Stated problem – Print every line below verbatim, leaving out the pictures.

Annotations of image regions –
━━━━━━━━
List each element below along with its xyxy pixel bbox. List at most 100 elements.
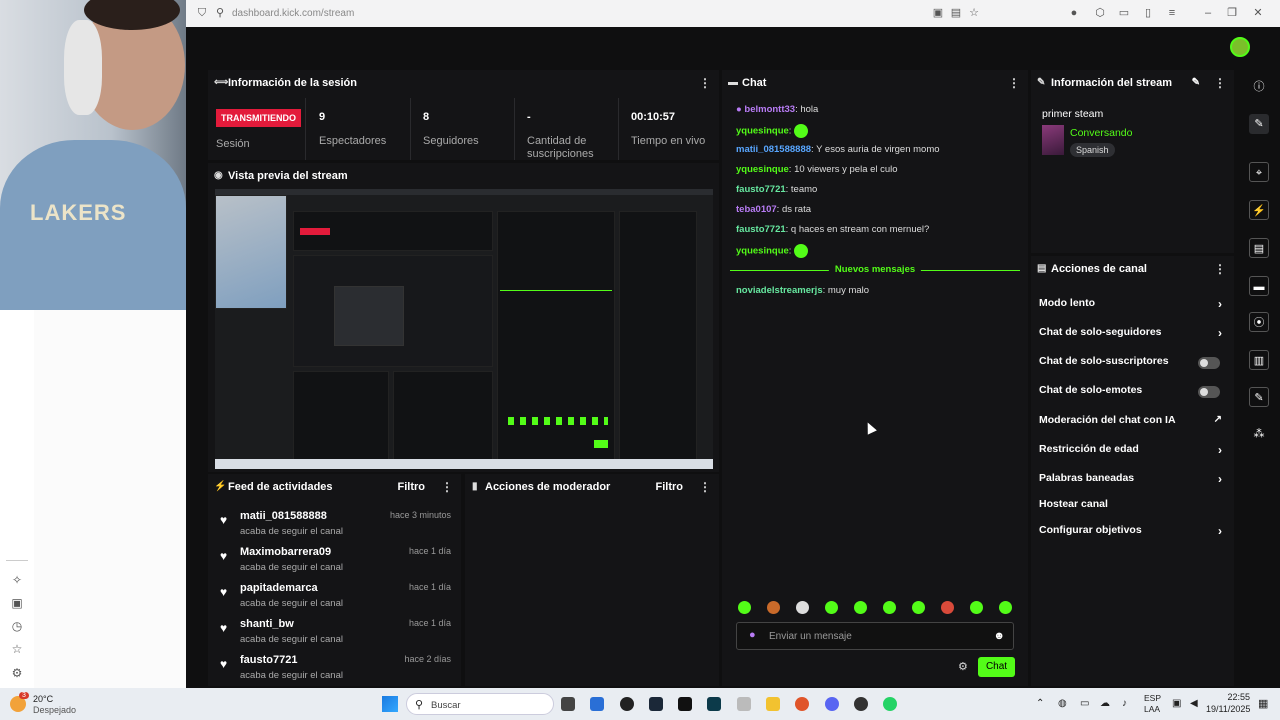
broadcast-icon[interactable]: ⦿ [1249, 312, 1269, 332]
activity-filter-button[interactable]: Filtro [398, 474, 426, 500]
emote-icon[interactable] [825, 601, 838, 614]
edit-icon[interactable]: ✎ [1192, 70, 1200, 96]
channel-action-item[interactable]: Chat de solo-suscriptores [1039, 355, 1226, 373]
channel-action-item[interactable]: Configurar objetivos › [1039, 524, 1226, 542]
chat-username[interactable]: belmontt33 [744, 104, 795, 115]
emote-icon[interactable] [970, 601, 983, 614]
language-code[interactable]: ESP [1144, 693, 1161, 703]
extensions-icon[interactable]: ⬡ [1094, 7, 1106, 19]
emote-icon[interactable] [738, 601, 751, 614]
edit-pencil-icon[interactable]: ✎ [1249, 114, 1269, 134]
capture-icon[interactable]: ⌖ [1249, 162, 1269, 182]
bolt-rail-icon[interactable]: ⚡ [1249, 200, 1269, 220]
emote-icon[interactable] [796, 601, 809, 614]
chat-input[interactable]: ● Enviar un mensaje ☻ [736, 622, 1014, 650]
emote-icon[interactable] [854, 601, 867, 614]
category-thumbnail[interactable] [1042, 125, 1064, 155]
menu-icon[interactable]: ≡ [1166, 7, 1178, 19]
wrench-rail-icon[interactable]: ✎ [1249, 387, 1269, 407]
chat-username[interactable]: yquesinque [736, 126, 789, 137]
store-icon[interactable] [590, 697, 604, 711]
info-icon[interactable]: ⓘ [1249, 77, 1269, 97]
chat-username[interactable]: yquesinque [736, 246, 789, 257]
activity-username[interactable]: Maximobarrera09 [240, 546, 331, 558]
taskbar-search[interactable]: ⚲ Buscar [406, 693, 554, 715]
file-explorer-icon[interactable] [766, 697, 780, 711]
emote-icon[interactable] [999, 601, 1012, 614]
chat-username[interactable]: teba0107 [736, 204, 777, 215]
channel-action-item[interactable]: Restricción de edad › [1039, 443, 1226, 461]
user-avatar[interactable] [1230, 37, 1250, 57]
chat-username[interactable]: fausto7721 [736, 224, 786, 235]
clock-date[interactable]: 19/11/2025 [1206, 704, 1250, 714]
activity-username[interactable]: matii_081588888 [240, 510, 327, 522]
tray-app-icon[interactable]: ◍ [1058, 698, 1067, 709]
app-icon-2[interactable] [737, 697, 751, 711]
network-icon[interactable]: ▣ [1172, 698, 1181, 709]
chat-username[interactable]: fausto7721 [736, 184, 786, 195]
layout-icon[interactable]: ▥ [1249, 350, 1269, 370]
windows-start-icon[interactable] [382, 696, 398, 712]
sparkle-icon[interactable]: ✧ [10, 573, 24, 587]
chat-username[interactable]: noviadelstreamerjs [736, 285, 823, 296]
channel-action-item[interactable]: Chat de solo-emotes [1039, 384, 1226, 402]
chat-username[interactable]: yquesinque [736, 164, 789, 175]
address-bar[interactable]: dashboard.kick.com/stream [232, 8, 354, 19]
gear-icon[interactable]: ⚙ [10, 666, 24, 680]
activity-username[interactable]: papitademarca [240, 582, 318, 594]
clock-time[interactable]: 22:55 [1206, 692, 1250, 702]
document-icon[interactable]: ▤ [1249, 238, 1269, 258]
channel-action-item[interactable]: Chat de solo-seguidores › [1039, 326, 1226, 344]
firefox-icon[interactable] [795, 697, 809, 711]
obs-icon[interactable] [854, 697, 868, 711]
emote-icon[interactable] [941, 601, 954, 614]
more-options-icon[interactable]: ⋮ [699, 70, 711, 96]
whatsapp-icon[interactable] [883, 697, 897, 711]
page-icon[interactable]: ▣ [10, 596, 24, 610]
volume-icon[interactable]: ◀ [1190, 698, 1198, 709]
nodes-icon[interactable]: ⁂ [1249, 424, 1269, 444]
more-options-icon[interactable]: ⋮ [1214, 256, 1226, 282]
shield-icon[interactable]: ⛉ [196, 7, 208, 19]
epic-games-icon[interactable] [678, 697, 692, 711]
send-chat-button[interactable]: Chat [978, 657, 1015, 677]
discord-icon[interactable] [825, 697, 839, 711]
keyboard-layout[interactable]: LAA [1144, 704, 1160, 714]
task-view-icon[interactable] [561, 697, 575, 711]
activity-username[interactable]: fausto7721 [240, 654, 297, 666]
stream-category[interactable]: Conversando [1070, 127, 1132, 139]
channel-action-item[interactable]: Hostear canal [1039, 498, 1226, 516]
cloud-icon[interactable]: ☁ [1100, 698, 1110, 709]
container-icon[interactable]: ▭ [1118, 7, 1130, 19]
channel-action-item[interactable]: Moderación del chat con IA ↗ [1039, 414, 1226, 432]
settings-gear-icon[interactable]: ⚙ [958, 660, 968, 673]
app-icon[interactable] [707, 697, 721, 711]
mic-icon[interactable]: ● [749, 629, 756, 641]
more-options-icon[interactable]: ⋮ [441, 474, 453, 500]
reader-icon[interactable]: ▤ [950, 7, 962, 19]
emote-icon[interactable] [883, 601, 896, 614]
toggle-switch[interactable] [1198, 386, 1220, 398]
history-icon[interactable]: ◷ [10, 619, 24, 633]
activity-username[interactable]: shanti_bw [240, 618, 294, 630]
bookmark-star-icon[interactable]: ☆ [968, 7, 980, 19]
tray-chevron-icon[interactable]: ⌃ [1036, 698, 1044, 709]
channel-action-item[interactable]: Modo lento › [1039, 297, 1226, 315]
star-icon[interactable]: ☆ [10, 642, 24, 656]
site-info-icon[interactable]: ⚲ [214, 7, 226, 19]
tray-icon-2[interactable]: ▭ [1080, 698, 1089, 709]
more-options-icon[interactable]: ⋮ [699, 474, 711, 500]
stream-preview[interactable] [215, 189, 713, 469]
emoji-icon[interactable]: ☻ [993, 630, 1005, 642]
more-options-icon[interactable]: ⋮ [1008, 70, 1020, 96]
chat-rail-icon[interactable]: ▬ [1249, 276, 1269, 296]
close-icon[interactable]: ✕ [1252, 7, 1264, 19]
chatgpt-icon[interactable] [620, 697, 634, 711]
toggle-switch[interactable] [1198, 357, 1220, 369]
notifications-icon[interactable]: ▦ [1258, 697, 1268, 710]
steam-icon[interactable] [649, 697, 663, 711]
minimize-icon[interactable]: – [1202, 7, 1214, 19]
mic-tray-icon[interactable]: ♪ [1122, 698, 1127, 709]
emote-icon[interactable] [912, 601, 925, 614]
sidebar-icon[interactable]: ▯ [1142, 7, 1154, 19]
━━━━━━━━
Finished task –
List each element below along with its xyxy pixel bbox. List at most 100 elements.
broadcast-icon[interactable]: ⦿ [1249, 312, 1269, 332]
activity-filter-button[interactable]: Filtro [398, 474, 426, 500]
emote-icon[interactable] [825, 601, 838, 614]
edit-icon[interactable]: ✎ [1192, 70, 1200, 96]
channel-action-item[interactable]: Chat de solo-suscriptores [1039, 355, 1226, 373]
channel-action-item[interactable]: Configurar objetivos › [1039, 524, 1226, 542]
chat-username[interactable]: belmontt33 [744, 104, 795, 115]
emote-icon[interactable] [970, 601, 983, 614]
language-code[interactable]: ESP [1144, 693, 1161, 703]
extensions-icon[interactable]: ⬡ [1094, 7, 1106, 19]
emote-icon[interactable] [738, 601, 751, 614]
edit-pencil-icon[interactable]: ✎ [1249, 114, 1269, 134]
capture-icon[interactable]: ⌖ [1249, 162, 1269, 182]
bolt-rail-icon[interactable]: ⚡ [1249, 200, 1269, 220]
emote-icon[interactable] [796, 601, 809, 614]
chat-input[interactable]: ● Enviar un mensaje ☻ [736, 622, 1014, 650]
emote-icon[interactable] [854, 601, 867, 614]
category-thumbnail[interactable] [1042, 125, 1064, 155]
menu-icon[interactable]: ≡ [1166, 7, 1178, 19]
wrench-rail-icon[interactable]: ✎ [1249, 387, 1269, 407]
chat-username[interactable]: yquesinque [736, 126, 789, 137]
store-icon[interactable] [590, 697, 604, 711]
info-icon[interactable]: ⓘ [1249, 77, 1269, 97]
chat-username[interactable]: yquesinque [736, 246, 789, 257]
activity-username[interactable]: Maximobarrera09 [240, 546, 331, 558]
taskbar-search[interactable]: ⚲ Buscar [406, 693, 554, 715]
file-explorer-icon[interactable] [766, 697, 780, 711]
emote-icon[interactable] [999, 601, 1012, 614]
chat-username[interactable]: teba0107 [736, 204, 777, 215]
channel-action-item[interactable]: Restricción de edad › [1039, 443, 1226, 461]
user-avatar[interactable] [1230, 37, 1250, 57]
chat-username[interactable]: fausto7721 [736, 224, 786, 235]
clock-date[interactable]: 19/11/2025 [1206, 704, 1250, 714]
activity-username[interactable]: matii_081588888 [240, 510, 327, 522]
tray-app-icon[interactable]: ◍ [1058, 698, 1067, 709]
app-icon-2[interactable] [737, 697, 751, 711]
network-icon[interactable]: ▣ [1172, 698, 1181, 709]
chat-username[interactable]: fausto7721 [736, 184, 786, 195]
layout-icon[interactable]: ▥ [1249, 350, 1269, 370]
windows-start-icon[interactable] [382, 696, 398, 712]
sparkle-icon[interactable]: ✧ [10, 573, 24, 587]
chat-username[interactable]: noviadelstreamerjs [736, 285, 823, 296]
channel-action-item[interactable]: Chat de solo-emotes [1039, 384, 1226, 402]
chat-username[interactable]: yquesinque [736, 164, 789, 175]
address-bar[interactable]: dashboard.kick.com/stream [232, 8, 354, 19]
gear-icon[interactable]: ⚙ [10, 666, 24, 680]
activity-username[interactable]: papitademarca [240, 582, 318, 594]
clock-time[interactable]: 22:55 [1206, 692, 1250, 702]
document-icon[interactable]: ▤ [1249, 238, 1269, 258]
channel-action-item[interactable]: Chat de solo-seguidores › [1039, 326, 1226, 344]
firefox-icon[interactable] [795, 697, 809, 711]
obs-icon[interactable] [854, 697, 868, 711]
emote-icon[interactable] [941, 601, 954, 614]
more-options-icon[interactable]: ⋮ [699, 70, 711, 96]
whatsapp-icon[interactable] [883, 697, 897, 711]
page-icon[interactable]: ▣ [10, 596, 24, 610]
volume-icon[interactable]: ◀ [1190, 698, 1198, 709]
nodes-icon[interactable]: ⁂ [1249, 424, 1269, 444]
more-options-icon[interactable]: ⋮ [1214, 256, 1226, 282]
shield-icon[interactable]: ⛉ [196, 7, 208, 19]
epic-games-icon[interactable] [678, 697, 692, 711]
send-chat-button[interactable]: Chat [978, 657, 1015, 677]
discord-icon[interactable] [825, 697, 839, 711]
keyboard-layout[interactable]: LAA [1144, 704, 1160, 714]
task-view-icon[interactable] [561, 697, 575, 711]
activity-username[interactable]: fausto7721 [240, 654, 297, 666]
stream-category[interactable]: Conversando [1070, 127, 1132, 139]
channel-action-item[interactable]: Hostear canal [1039, 498, 1226, 516]
cloud-icon[interactable]: ☁ [1100, 698, 1110, 709]
container-icon[interactable]: ▭ [1118, 7, 1130, 19]
channel-action-item[interactable]: Moderación del chat con IA ↗ [1039, 414, 1226, 432]
settings-gear-icon[interactable]: ⚙ [958, 660, 968, 673]
app-icon[interactable] [707, 697, 721, 711]
mic-icon[interactable]: ● [749, 629, 756, 641]
more-options-icon[interactable]: ⋮ [441, 474, 453, 500]
reader-icon[interactable]: ▤ [950, 7, 962, 19]
emote-icon[interactable] [883, 601, 896, 614]
toggle-switch[interactable] [1198, 386, 1220, 398]
history-icon[interactable]: ◷ [10, 619, 24, 633]
activity-username[interactable]: shanti_bw [240, 618, 294, 630]
bookmark-star-icon[interactable]: ☆ [968, 7, 980, 19]
tray-chevron-icon[interactable]: ⌃ [1036, 698, 1044, 709]
channel-action-item[interactable]: Modo lento › [1039, 297, 1226, 315]
star-icon[interactable]: ☆ [10, 642, 24, 656]
site-info-icon[interactable]: ⚲ [214, 7, 226, 19]
tray-icon-2[interactable]: ▭ [1080, 698, 1089, 709]
more-options-icon[interactable]: ⋮ [699, 474, 711, 500]
stream-preview[interactable] [215, 189, 713, 469]
emoji-icon[interactable]: ☻ [993, 630, 1005, 642]
more-options-icon[interactable]: ⋮ [1008, 70, 1020, 96]
chat-rail-icon[interactable]: ▬ [1249, 276, 1269, 296]
close-icon[interactable]: ✕ [1252, 7, 1264, 19]
chatgpt-icon[interactable] [620, 697, 634, 711]
toggle-switch[interactable] [1198, 357, 1220, 369]
notifications-icon[interactable]: ▦ [1258, 697, 1268, 710]
steam-icon[interactable] [649, 697, 663, 711]
minimize-icon[interactable]: – [1202, 7, 1214, 19]
mic-tray-icon[interactable]: ♪ [1122, 698, 1127, 709]
emote-icon[interactable] [912, 601, 925, 614]
sidebar-icon[interactable]: ▯ [1142, 7, 1154, 19]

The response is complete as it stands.